Work to complete:
Search the listing for the string "type" and copy every line that contains it.

# start of Data extract

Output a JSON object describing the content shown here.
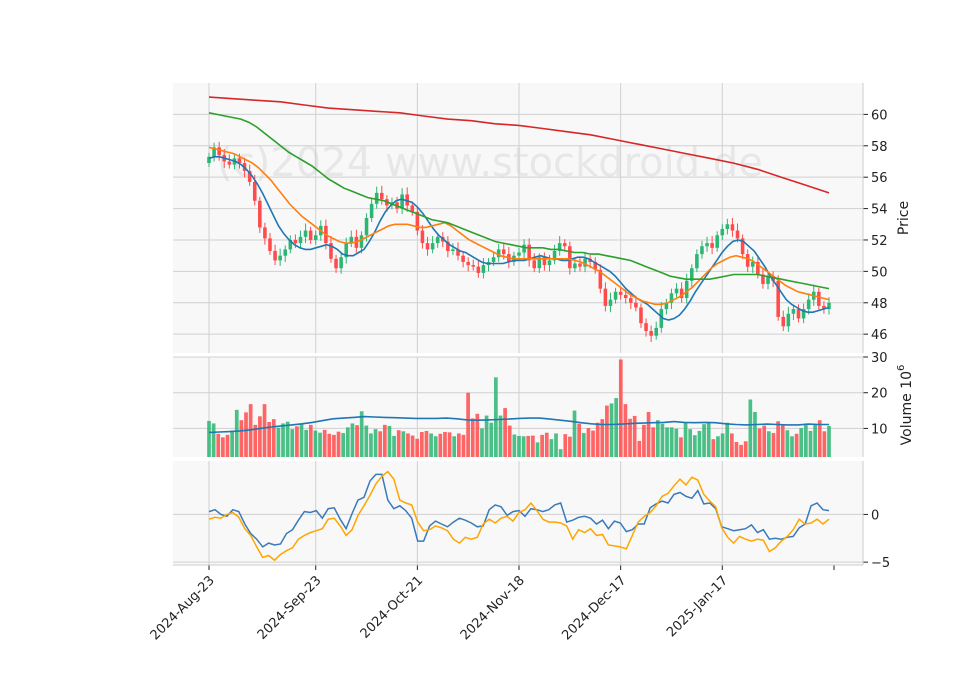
{
  "watermark": "(c)2024 www.stockdroid.de",
  "colors": {
    "up": "#2bb673",
    "down": "#ff4b4b",
    "sma_fast": "#1f77b4",
    "sma_mid": "#ff7f0e",
    "sma_slow": "#2ca02c",
    "sma_long": "#d62728",
    "vol_avg": "#1f77b4",
    "macd": "#3a7ab8",
    "signal": "#ffa500",
    "panel_bg": "#f8f8f8",
    "grid": "#d0d0d0"
  },
  "chart_data": [
    {
      "type": "candlestick",
      "panel": "price",
      "ylabel": "Price",
      "ylim": [
        44.8,
        62
      ],
      "yticks": [
        46,
        48,
        50,
        52,
        54,
        56,
        58,
        60
      ],
      "date_start": "2024-08-23",
      "xtick_labels": [
        "2024-Aug-23",
        "2024-Sep-23",
        "2024-Oct-21",
        "2024-Nov-18",
        "2024-Dec-17",
        "2025-Jan-17"
      ],
      "xtick_index": [
        0,
        21,
        41,
        61,
        81,
        101
      ],
      "closes": [
        57.3,
        57.9,
        57.4,
        57.0,
        56.8,
        57.2,
        56.9,
        56.4,
        55.7,
        54.5,
        52.8,
        52.1,
        51.3,
        50.7,
        51.0,
        51.4,
        52.0,
        51.8,
        52.2,
        52.6,
        52.0,
        52.3,
        52.9,
        51.8,
        50.8,
        50.2,
        50.9,
        51.8,
        52.2,
        51.5,
        52.3,
        53.4,
        54.3,
        55.0,
        54.6,
        54.2,
        54.4,
        54.0,
        54.9,
        54.2,
        53.8,
        52.6,
        51.8,
        51.4,
        51.8,
        52.2,
        51.9,
        51.3,
        51.4,
        51.0,
        50.6,
        50.4,
        50.3,
        49.9,
        50.4,
        50.6,
        50.9,
        51.4,
        51.1,
        50.6,
        51.0,
        51.2,
        51.7,
        50.7,
        50.2,
        50.9,
        50.4,
        50.7,
        51.3,
        51.8,
        51.6,
        50.2,
        50.5,
        50.3,
        50.8,
        50.6,
        50.1,
        48.9,
        47.8,
        48.2,
        48.7,
        48.5,
        48.3,
        48.0,
        47.7,
        46.7,
        46.2,
        45.9,
        46.4,
        47.6,
        48.0,
        48.6,
        48.9,
        48.3,
        49.4,
        50.2,
        51.1,
        51.6,
        51.8,
        51.5,
        52.3,
        52.7,
        53.0,
        52.6,
        52.1,
        51.1,
        50.3,
        50.6,
        49.8,
        49.2,
        49.7,
        49.4,
        47.1,
        46.5,
        47.3,
        47.6,
        47.0,
        47.6,
        48.2,
        48.7,
        47.8,
        47.6,
        48.0
      ],
      "series": [
        {
          "name": "SMA 10",
          "values": [
            57.2,
            57.3,
            57.3,
            57.2,
            57.1,
            57.0,
            56.8,
            56.5,
            56.1,
            55.6,
            55.0,
            54.3,
            53.6,
            52.9,
            52.4,
            52.0,
            51.7,
            51.5,
            51.4,
            51.4,
            51.5,
            51.6,
            51.7,
            51.6,
            51.4,
            51.1,
            51.0,
            51.0,
            51.2,
            51.4,
            51.9,
            52.5,
            53.2,
            53.8,
            54.2,
            54.5,
            54.6,
            54.5,
            54.4,
            54.1,
            53.7,
            53.2,
            52.7,
            52.3,
            52.0,
            51.7,
            51.5,
            51.3,
            51.2,
            51.0,
            50.8,
            50.6,
            50.5,
            50.5,
            50.5,
            50.5,
            50.6,
            50.7,
            50.7,
            50.7,
            50.8,
            50.9,
            51.0,
            50.9,
            50.8,
            50.8,
            50.7,
            50.7,
            50.8,
            50.9,
            50.9,
            50.8,
            50.6,
            50.4,
            50.2,
            50.0,
            49.7,
            49.3,
            48.9,
            48.6,
            48.3,
            48.1,
            47.9,
            47.6,
            47.3,
            47.0,
            46.9,
            47.0,
            47.2,
            47.6,
            48.1,
            48.7,
            49.2,
            49.7,
            50.2,
            50.7,
            51.2,
            51.6,
            51.9,
            52.0,
            51.9,
            51.6,
            51.3,
            50.8,
            50.3,
            49.7,
            49.2,
            48.7,
            48.2,
            47.9,
            47.7,
            47.5,
            47.4,
            47.4,
            47.5,
            47.6,
            47.7
          ]
        },
        {
          "name": "SMA 20",
          "values": [
            57.9,
            57.8,
            57.7,
            57.6,
            57.5,
            57.3,
            57.1,
            56.9,
            56.6,
            56.2,
            55.8,
            55.3,
            54.8,
            54.3,
            53.9,
            53.5,
            53.2,
            52.9,
            52.6,
            52.3,
            52.1,
            51.9,
            51.8,
            51.8,
            51.9,
            52.1,
            52.3,
            52.5,
            52.7,
            52.9,
            53.0,
            53.0,
            53.0,
            52.9,
            52.8,
            52.8,
            52.9,
            53.0,
            53.1,
            52.9,
            52.6,
            52.3,
            52.0,
            51.8,
            51.6,
            51.4,
            51.2,
            51.0,
            50.9,
            50.8,
            50.8,
            50.8,
            50.8,
            50.8,
            50.8,
            50.8,
            50.8,
            50.8,
            50.8,
            50.7,
            50.6,
            50.4,
            50.2,
            50.0,
            49.7,
            49.4,
            49.1,
            48.8,
            48.5,
            48.3,
            48.1,
            48.0,
            47.9,
            47.9,
            48.0,
            48.2,
            48.4,
            48.7,
            49.0,
            49.4,
            49.8,
            50.2,
            50.5,
            50.7,
            50.9,
            51.0,
            50.9,
            50.8,
            50.6,
            50.3,
            50.0,
            49.7,
            49.4,
            49.1,
            48.9,
            48.7,
            48.6,
            48.5,
            48.4,
            48.3,
            48.2
          ]
        },
        {
          "name": "SMA 50",
          "values": [
            60.1,
            60.0,
            59.9,
            59.8,
            59.7,
            59.5,
            59.2,
            58.8,
            58.4,
            58.0,
            57.6,
            57.3,
            57.0,
            56.7,
            56.3,
            55.9,
            55.6,
            55.3,
            55.1,
            54.9,
            54.7,
            54.6,
            54.5,
            54.3,
            54.1,
            53.9,
            53.7,
            53.5,
            53.3,
            53.2,
            53.1,
            52.9,
            52.7,
            52.5,
            52.3,
            52.1,
            51.9,
            51.8,
            51.7,
            51.6,
            51.5,
            51.5,
            51.5,
            51.4,
            51.4,
            51.3,
            51.2,
            51.2,
            51.1,
            51.1,
            51.0,
            50.9,
            50.8,
            50.7,
            50.5,
            50.3,
            50.1,
            49.9,
            49.7,
            49.6,
            49.5,
            49.5,
            49.5,
            49.5,
            49.6,
            49.7,
            49.8,
            49.8,
            49.8,
            49.8,
            49.7,
            49.6,
            49.5,
            49.4,
            49.3,
            49.2,
            49.1,
            49.0,
            48.9
          ]
        },
        {
          "name": "SMA 200",
          "values": [
            61.1,
            61.0,
            60.9,
            60.8,
            60.6,
            60.4,
            60.3,
            60.2,
            60.1,
            59.9,
            59.7,
            59.6,
            59.4,
            59.3,
            59.1,
            58.9,
            58.7,
            58.4,
            58.1,
            57.8,
            57.5,
            57.2,
            56.9,
            56.5,
            56.0,
            55.5,
            55.0
          ]
        }
      ]
    },
    {
      "type": "bar",
      "panel": "volume",
      "ylabel": "Volume  10",
      "ylabel_exp": "6",
      "ylim": [
        2,
        30
      ],
      "yticks": [
        10,
        20,
        30
      ],
      "values": [
        12.1,
        11.4,
        8.5,
        7.5,
        8.2,
        9.4,
        15.2,
        12.3,
        14.5,
        16.8,
        11.0,
        13.4,
        16.8,
        11.8,
        12.6,
        10.2,
        11.4,
        11.9,
        9.8,
        10.6,
        11.2,
        9.6,
        11.0,
        9.4,
        8.8,
        9.6,
        8.5,
        8.2,
        9.1,
        8.7,
        10.3,
        11.4,
        10.9,
        14.8,
        10.8,
        8.6,
        9.8,
        9.2,
        11.0,
        10.7,
        7.9,
        9.5,
        9.2,
        8.6,
        8.0,
        7.1,
        9.0,
        9.3,
        8.6,
        7.8,
        8.5,
        9.0,
        8.9,
        7.8,
        8.6,
        8.2,
        20.0,
        12.8,
        14.1,
        10.0,
        13.6,
        11.6,
        24.3,
        13.6,
        15.7,
        10.8,
        8.3,
        7.9,
        7.8,
        7.9,
        8.0,
        6.1,
        8.2,
        8.8,
        7.0,
        8.6,
        4.2,
        8.4,
        7.7,
        15.0,
        11.3,
        8.7,
        10.1,
        9.4,
        11.6,
        12.6,
        16.4,
        17.0,
        18.5,
        29.3,
        16.8,
        12.7,
        13.5,
        6.5,
        11.0,
        14.6,
        10.3,
        12.3,
        11.3,
        10.3,
        10.3,
        9.9,
        7.5,
        11.6,
        9.8,
        8.1,
        9.3,
        11.2,
        11.6,
        7.0,
        7.8,
        8.6,
        11.6,
        8.6,
        6.2,
        5.4,
        6.4,
        18.1,
        14.6,
        10.0,
        10.8,
        9.2,
        8.7,
        12.0,
        10.9,
        9.5,
        7.8,
        8.5,
        10.1,
        11.3,
        9.3,
        11.0,
        12.3,
        9.2,
        10.7
      ],
      "series": [
        {
          "name": "Volume MA",
          "values": [
            8.9,
            9.0,
            9.1,
            9.3,
            9.6,
            10.0,
            10.4,
            10.7,
            11.0,
            11.3,
            11.7,
            12.2,
            12.7,
            12.9,
            13.1,
            13.3,
            13.2,
            13.1,
            13.0,
            12.9,
            12.8,
            12.8,
            12.8,
            12.9,
            12.7,
            12.4,
            12.3,
            12.4,
            12.5,
            12.6,
            12.8,
            12.9,
            12.9,
            12.6,
            12.3,
            12.0,
            11.6,
            11.3,
            11.1,
            11.1,
            11.2,
            11.4,
            11.5,
            11.6,
            11.7,
            11.9,
            11.7,
            11.6,
            11.7,
            11.6,
            11.3,
            11.1,
            11.0,
            11.1,
            11.2,
            11.1,
            11.0,
            11.0,
            11.2,
            11.1,
            11.1
          ]
        }
      ]
    },
    {
      "type": "line",
      "panel": "oscillator",
      "ylim": [
        -5.3,
        5.6
      ],
      "yticks": [
        -5,
        0
      ],
      "series": [
        {
          "name": "MACD",
          "values": [
            0.3,
            0.5,
            0.0,
            -0.2,
            0.5,
            0.3,
            -1.0,
            -2.0,
            -2.6,
            -3.4,
            -3.0,
            -3.2,
            -3.1,
            -2.0,
            -1.6,
            -0.6,
            0.3,
            0.2,
            0.4,
            -0.4,
            0.6,
            0.7,
            -0.5,
            -1.5,
            0.1,
            1.5,
            1.8,
            3.5,
            4.2,
            4.2,
            1.5,
            0.6,
            0.9,
            0.4,
            -0.4,
            -2.8,
            -2.8,
            -1.2,
            -0.7,
            -1.0,
            -1.3,
            -0.8,
            -0.4,
            -0.6,
            -0.9,
            -1.3,
            -1.2,
            0.5,
            1.0,
            0.8,
            -0.1,
            0.3,
            0.4,
            -0.2,
            0.6,
            0.5,
            0.3,
            0.5,
            1.0,
            1.2,
            -0.8,
            -0.6,
            -0.3,
            -0.2,
            -0.4,
            -1.0,
            -0.6,
            -1.5,
            -0.7,
            -0.9,
            -1.8,
            -1.6,
            -1.0,
            -1.0,
            0.7,
            1.1,
            1.4,
            1.2,
            2.1,
            2.3,
            1.9,
            1.7,
            2.5,
            1.1,
            1.2,
            0.6,
            -1.3,
            -1.5,
            -1.7,
            -1.6,
            -1.5,
            -1.1,
            -1.9,
            -1.6,
            -2.6,
            -2.5,
            -2.6,
            -2.4,
            -2.3,
            -1.4,
            -1.0,
            0.9,
            1.2,
            0.5,
            0.4
          ]
        },
        {
          "name": "Signal",
          "values": [
            -0.5,
            -0.3,
            -0.4,
            0.0,
            0.2,
            -0.3,
            -1.5,
            -2.2,
            -3.4,
            -4.5,
            -4.3,
            -4.8,
            -4.2,
            -3.8,
            -3.5,
            -2.6,
            -2.2,
            -1.9,
            -1.7,
            -1.5,
            -0.5,
            -0.4,
            -1.2,
            -2.2,
            -1.6,
            -0.1,
            0.9,
            2.0,
            3.2,
            4.0,
            4.5,
            3.7,
            1.5,
            1.2,
            1.0,
            -0.8,
            -1.7,
            -1.6,
            -1.2,
            -1.4,
            -1.7,
            -2.6,
            -3.0,
            -2.4,
            -2.6,
            -2.4,
            -1.0,
            -0.5,
            -0.9,
            -0.4,
            -0.2,
            -0.7,
            0.2,
            0.5,
            1.2,
            0.4,
            -0.5,
            -0.8,
            -0.8,
            -0.9,
            -1.2,
            -2.6,
            -1.6,
            -1.9,
            -1.5,
            -2.2,
            -2.1,
            -3.2,
            -3.3,
            -3.4,
            -3.6,
            -2.2,
            -0.8,
            -0.2,
            0.2,
            0.9,
            1.9,
            2.2,
            3.0,
            3.7,
            3.1,
            3.9,
            3.6,
            2.1,
            1.4,
            0.8,
            -1.4,
            -2.4,
            -3.0,
            -2.3,
            -2.6,
            -2.8,
            -2.6,
            -2.7,
            -3.9,
            -3.5,
            -2.8,
            -2.3,
            -1.6,
            -0.5,
            -1.0,
            -0.9,
            -0.5,
            -1.0,
            -0.5
          ]
        }
      ]
    }
  ]
}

# end of Data extract

Response to the exercise:
      "type": "candlestick",
      "type": "bar",
      "type": "line",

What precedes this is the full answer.